**** INPUT

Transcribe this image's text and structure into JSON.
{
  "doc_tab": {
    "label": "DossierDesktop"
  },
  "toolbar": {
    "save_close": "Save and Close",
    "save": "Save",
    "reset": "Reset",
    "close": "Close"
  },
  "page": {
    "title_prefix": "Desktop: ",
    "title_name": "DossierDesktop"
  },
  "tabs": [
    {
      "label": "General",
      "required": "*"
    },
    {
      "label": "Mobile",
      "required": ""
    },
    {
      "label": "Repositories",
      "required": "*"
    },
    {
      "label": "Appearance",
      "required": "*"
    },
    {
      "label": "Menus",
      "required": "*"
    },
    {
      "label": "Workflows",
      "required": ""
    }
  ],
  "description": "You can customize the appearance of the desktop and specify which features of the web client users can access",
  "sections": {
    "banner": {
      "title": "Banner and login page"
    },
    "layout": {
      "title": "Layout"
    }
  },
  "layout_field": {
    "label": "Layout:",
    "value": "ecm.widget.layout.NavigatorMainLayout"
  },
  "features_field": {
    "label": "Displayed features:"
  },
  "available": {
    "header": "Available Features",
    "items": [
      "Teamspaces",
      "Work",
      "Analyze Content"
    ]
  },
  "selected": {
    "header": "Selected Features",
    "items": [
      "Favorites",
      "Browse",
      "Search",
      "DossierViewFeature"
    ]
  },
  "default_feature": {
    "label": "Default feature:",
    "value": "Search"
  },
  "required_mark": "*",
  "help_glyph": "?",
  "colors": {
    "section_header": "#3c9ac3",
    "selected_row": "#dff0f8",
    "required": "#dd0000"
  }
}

********

DO THIS:
Go back to the listing above and please repeat it exactly.

COMPLETE RESPONSE:
Transcribe this image's text and structure into JSON.
{
  "doc_tab": {
    "label": "DossierDesktop"
  },
  "toolbar": {
    "save_close": "Save and Close",
    "save": "Save",
    "reset": "Reset",
    "close": "Close"
  },
  "page": {
    "title_prefix": "Desktop: ",
    "title_name": "DossierDesktop"
  },
  "tabs": [
    {
      "label": "General",
      "required": "*"
    },
    {
      "label": "Mobile",
      "required": ""
    },
    {
      "label": "Repositories",
      "required": "*"
    },
    {
      "label": "Appearance",
      "required": "*"
    },
    {
      "label": "Menus",
      "required": "*"
    },
    {
      "label": "Workflows",
      "required": ""
    }
  ],
  "description": "You can customize the appearance of the desktop and specify which features of the web client users can access",
  "sections": {
    "banner": {
      "title": "Banner and login page"
    },
    "layout": {
      "title": "Layout"
    }
  },
  "layout_field": {
    "label": "Layout:",
    "value": "ecm.widget.layout.NavigatorMainLayout"
  },
  "features_field": {
    "label": "Displayed features:"
  },
  "available": {
    "header": "Available Features",
    "items": [
      "Teamspaces",
      "Work",
      "Analyze Content"
    ]
  },
  "selected": {
    "header": "Selected Features",
    "items": [
      "Favorites",
      "Browse",
      "Search",
      "DossierViewFeature"
    ]
  },
  "default_feature": {
    "label": "Default feature:",
    "value": "Search"
  },
  "required_mark": "*",
  "help_glyph": "?",
  "colors": {
    "section_header": "#3c9ac3",
    "selected_row": "#dff0f8",
    "required": "#dd0000"
  }
}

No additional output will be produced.